### [Page]
** BEGIN **

2. The toy of claim 1, wherein said transporter structure is an airborne vehicle.
3. The toy of claim 1, wherein said transporter structure is an amphibious vehicle.
4. The toy of claim 1, wherein said transporter structure is a toy land vehicle.
5. The toy of claim 1, wherein said pump is a piston pump and said one way valve is located between a piston chamber and said reservoir.
6. The toy of claim 1, wherein said housing includes a handle and said release mechanism is a trigger.
7. The toy of claim 1, wherein said received also includes one of a jet constriction receiver or a jet constriction nozzle, and the other of a jet constriction receiver or a jet constriction nozzle is located within said jet tube of said transporter.
8. The toy of claim 1, wherein said propulsion container further includes a dip tube which extends from said container to a constriction receiver within said jet tube.
9. The toy of claim 1, wherein said housing includes an arrangement hereby said pump and said transporter are parallel to one another and spaced away from each other.
10. The toy of claim 9, wherein said transporter receiver and said pump are located in such a fashion as to be connected to one another rearwardly by said housing in the form of a housing handle and forwardly by a connecting structure.
11. A liquid jet propelled transporter and launcher toy, which comprises:
(a) a launcher having a housing which includes a handle, a reservoir for holding predetermined amounts of liquid therein which is less than the volume of a transporter container and related to the volume of the transporter container, a reservoir fill port and cap, and said housing having a jet tube receiver and adapted to receive a jet nozzle of a transporter;
(b) a pump connected to said housing, said pump being connected for and capable of pumping air to said reservoir;
(c) a one way valve connected to said pump and permitting flow of air only from said pump to said reservoir and not vice versa;
(d) a transporter latch mechanism located on either of said housing of said transporter set forth below;
(e) means for releasing said latch mechanism; and,
(f) a transporter which includes a propulsion container for receiving liquid and air under pressure from said reservoir of said housing, a jet tube extending from said propulsion container and adapted to fit onto the aforesaid receiver located in said housing and a simulated transporter structure attached to said propulsion container;
wherein said container and jet tube may be attached to said housing with said jet tube located over said jet tube receiver and said latch holding said transporter in place thereon in a releasable fashion, further wherein liquid may be stored within said reservoir, and pumped from said reservoir to said propulsion container of said transporter by means of actuating said pump and further wherein a substantially positive air pressure may be created within said reservoir and within said propulsion container, after which said transported may be released by said release means and may advance away from said housing by propulsion of said liquid and air contained within said propulsion container and said jet tube and said launcher.

** END **

### [Supplied information]
** BEGIN **

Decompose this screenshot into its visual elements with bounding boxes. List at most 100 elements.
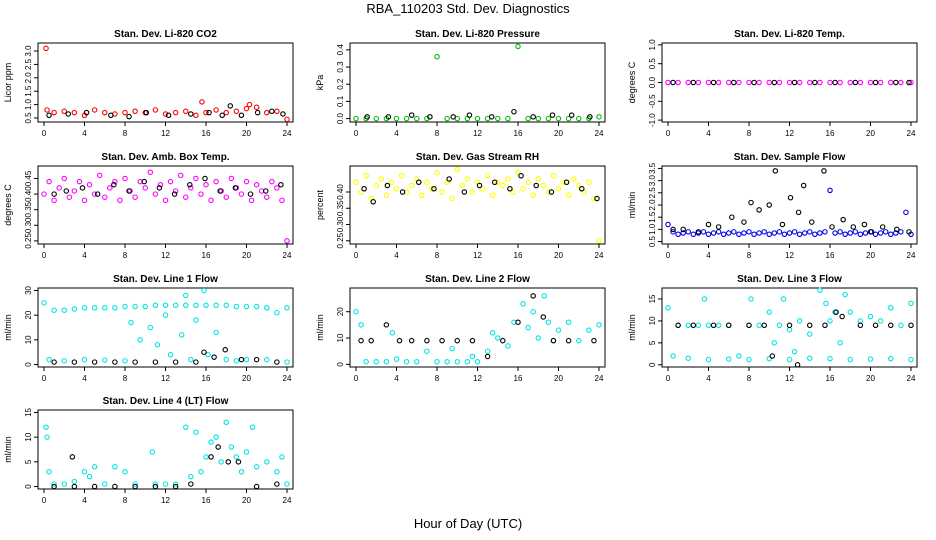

** END **

### [Written instruction]
Answer these questions using the patent claims for the liquid jet propelled toy.
(a) In claim 5, what type of pump is named?
(b) In claim 6, what form does the release mechanism take?
(c) In part (c) of claim 11, in which direction does the one way valve allow air to flow?
The material isn't needed for anything here.

### [Solution to the problem]
(a) A piston pump.
(b) A trigger.
(c) Only from the pump to the reservoir, not the other way.